## Written task
The listing below should be written out exactly; please include all of it.

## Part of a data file

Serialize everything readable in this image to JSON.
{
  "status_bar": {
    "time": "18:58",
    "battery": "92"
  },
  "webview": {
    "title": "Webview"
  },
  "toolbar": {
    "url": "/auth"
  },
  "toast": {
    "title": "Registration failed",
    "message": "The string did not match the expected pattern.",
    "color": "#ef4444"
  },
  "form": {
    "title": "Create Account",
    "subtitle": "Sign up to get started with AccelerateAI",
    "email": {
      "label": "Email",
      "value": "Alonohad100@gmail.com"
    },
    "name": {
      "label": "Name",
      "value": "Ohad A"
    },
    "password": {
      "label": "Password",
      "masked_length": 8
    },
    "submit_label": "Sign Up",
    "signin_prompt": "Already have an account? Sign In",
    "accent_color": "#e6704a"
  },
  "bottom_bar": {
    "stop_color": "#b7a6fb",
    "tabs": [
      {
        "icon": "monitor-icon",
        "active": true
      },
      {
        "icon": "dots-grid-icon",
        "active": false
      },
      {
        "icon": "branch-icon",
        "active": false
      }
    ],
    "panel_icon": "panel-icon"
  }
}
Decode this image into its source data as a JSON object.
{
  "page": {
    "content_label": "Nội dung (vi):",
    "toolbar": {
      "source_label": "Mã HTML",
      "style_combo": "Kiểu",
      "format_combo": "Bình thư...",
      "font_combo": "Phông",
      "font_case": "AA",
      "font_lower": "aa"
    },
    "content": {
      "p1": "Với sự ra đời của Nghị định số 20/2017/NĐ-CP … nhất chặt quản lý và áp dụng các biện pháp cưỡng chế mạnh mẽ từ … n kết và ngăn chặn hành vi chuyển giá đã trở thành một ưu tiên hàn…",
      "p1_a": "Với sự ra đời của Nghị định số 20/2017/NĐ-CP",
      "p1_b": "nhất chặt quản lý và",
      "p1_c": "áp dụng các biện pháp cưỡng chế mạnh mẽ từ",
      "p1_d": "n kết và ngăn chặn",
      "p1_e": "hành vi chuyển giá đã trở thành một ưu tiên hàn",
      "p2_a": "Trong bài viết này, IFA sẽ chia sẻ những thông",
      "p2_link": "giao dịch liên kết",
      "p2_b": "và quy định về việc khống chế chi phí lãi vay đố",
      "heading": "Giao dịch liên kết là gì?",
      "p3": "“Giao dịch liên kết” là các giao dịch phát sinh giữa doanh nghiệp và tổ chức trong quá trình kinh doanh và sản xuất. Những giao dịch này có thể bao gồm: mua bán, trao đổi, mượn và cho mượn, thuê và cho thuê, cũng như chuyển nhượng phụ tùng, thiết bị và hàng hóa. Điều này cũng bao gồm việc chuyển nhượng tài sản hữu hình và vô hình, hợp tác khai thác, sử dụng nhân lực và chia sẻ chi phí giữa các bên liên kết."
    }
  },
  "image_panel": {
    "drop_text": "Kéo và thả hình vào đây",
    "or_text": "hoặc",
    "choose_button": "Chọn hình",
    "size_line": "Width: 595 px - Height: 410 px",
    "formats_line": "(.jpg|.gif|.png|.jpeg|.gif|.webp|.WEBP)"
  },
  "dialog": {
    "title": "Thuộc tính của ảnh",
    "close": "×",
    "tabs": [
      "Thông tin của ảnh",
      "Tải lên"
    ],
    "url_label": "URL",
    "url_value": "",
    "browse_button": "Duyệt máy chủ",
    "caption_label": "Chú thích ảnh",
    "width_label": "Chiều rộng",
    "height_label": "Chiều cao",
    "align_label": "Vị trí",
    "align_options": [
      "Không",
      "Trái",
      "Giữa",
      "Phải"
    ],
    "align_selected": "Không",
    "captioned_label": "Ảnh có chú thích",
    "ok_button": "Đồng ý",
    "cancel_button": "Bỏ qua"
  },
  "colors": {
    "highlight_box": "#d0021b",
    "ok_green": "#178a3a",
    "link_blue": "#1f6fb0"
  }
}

## Solved problem
Serialize everything readable in this image to JSON.
{
  "status_bar": {
    "time": "18:58",
    "battery": "92"
  },
  "webview": {
    "title": "Webview"
  },
  "toolbar": {
    "url": "/auth"
  },
  "toast": {
    "title": "Registration failed",
    "message": "The string did not match the expected pattern.",
    "color": "#ef4444"
  },
  "form": {
    "title": "Create Account",
    "subtitle": "Sign up to get started with AccelerateAI",
    "email": {
      "label": "Email",
      "value": "Alonohad100@gmail.com"
    },
    "name": {
      "label": "Name",
      "value": "Ohad A"
    },
    "password": {
      "label": "Password",
      "masked_length": 8
    },
    "submit_label": "Sign Up",
    "signin_prompt": "Already have an account? Sign In",
    "accent_color": "#e6704a"
  },
  "bottom_bar": {
    "stop_color": "#b7a6fb",
    "tabs": [
      {
        "icon": "monitor-icon",
        "active": true
      },
      {
        "icon": "dots-grid-icon",
        "active": false
      },
      {
        "icon": "branch-icon",
        "active": false
      }
    ],
    "panel_icon": "panel-icon"
  }
}
Decode this image into its source data as a JSON object.
{
  "page": {
    "content_label": "Nội dung (vi):",
    "toolbar": {
      "source_label": "Mã HTML",
      "style_combo": "Kiểu",
      "format_combo": "Bình thư...",
      "font_combo": "Phông",
      "font_case": "AA",
      "font_lower": "aa"
    },
    "content": {
      "p1": "Với sự ra đời của Nghị định số 20/2017/NĐ-CP … nhất chặt quản lý và áp dụng các biện pháp cưỡng chế mạnh mẽ từ … n kết và ngăn chặn hành vi chuyển giá đã trở thành một ưu tiên hàn…",
      "p1_a": "Với sự ra đời của Nghị định số 20/2017/NĐ-CP",
      "p1_b": "nhất chặt quản lý và",
      "p1_c": "áp dụng các biện pháp cưỡng chế mạnh mẽ từ",
      "p1_d": "n kết và ngăn chặn",
      "p1_e": "hành vi chuyển giá đã trở thành một ưu tiên hàn",
      "p2_a": "Trong bài viết này, IFA sẽ chia sẻ những thông",
      "p2_link": "giao dịch liên kết",
      "p2_b": "và quy định về việc khống chế chi phí lãi vay đố",
      "heading": "Giao dịch liên kết là gì?",
      "p3": "“Giao dịch liên kết” là các giao dịch phát sinh giữa doanh nghiệp và tổ chức trong quá trình kinh doanh và sản xuất. Những giao dịch này có thể bao gồm: mua bán, trao đổi, mượn và cho mượn, thuê và cho thuê, cũng như chuyển nhượng phụ tùng, thiết bị và hàng hóa. Điều này cũng bao gồm việc chuyển nhượng tài sản hữu hình và vô hình, hợp tác khai thác, sử dụng nhân lực và chia sẻ chi phí giữa các bên liên kết."
    }
  },
  "image_panel": {
    "drop_text": "Kéo và thả hình vào đây",
    "or_text": "hoặc",
    "choose_button": "Chọn hình",
    "size_line": "Width: 595 px - Height: 410 px",
    "formats_line": "(.jpg|.gif|.png|.jpeg|.gif|.webp|.WEBP)"
  },
  "dialog": {
    "title": "Thuộc tính của ảnh",
    "close": "×",
    "tabs": [
      "Thông tin của ảnh",
      "Tải lên"
    ],
    "url_label": "URL",
    "url_value": "",
    "browse_button": "Duyệt máy chủ",
    "caption_label": "Chú thích ảnh",
    "width_label": "Chiều rộng",
    "height_label": "Chiều cao",
    "align_label": "Vị trí",
    "align_options": [
      "Không",
      "Trái",
      "Giữa",
      "Phải"
    ],
    "align_selected": "Không",
    "captioned_label": "Ảnh có chú thích",
    "ok_button": "Đồng ý",
    "cancel_button": "Bỏ qua"
  },
  "colors": {
    "highlight_box": "#d0021b",
    "ok_green": "#178a3a",
    "link_blue": "#1f6fb0"
  }
}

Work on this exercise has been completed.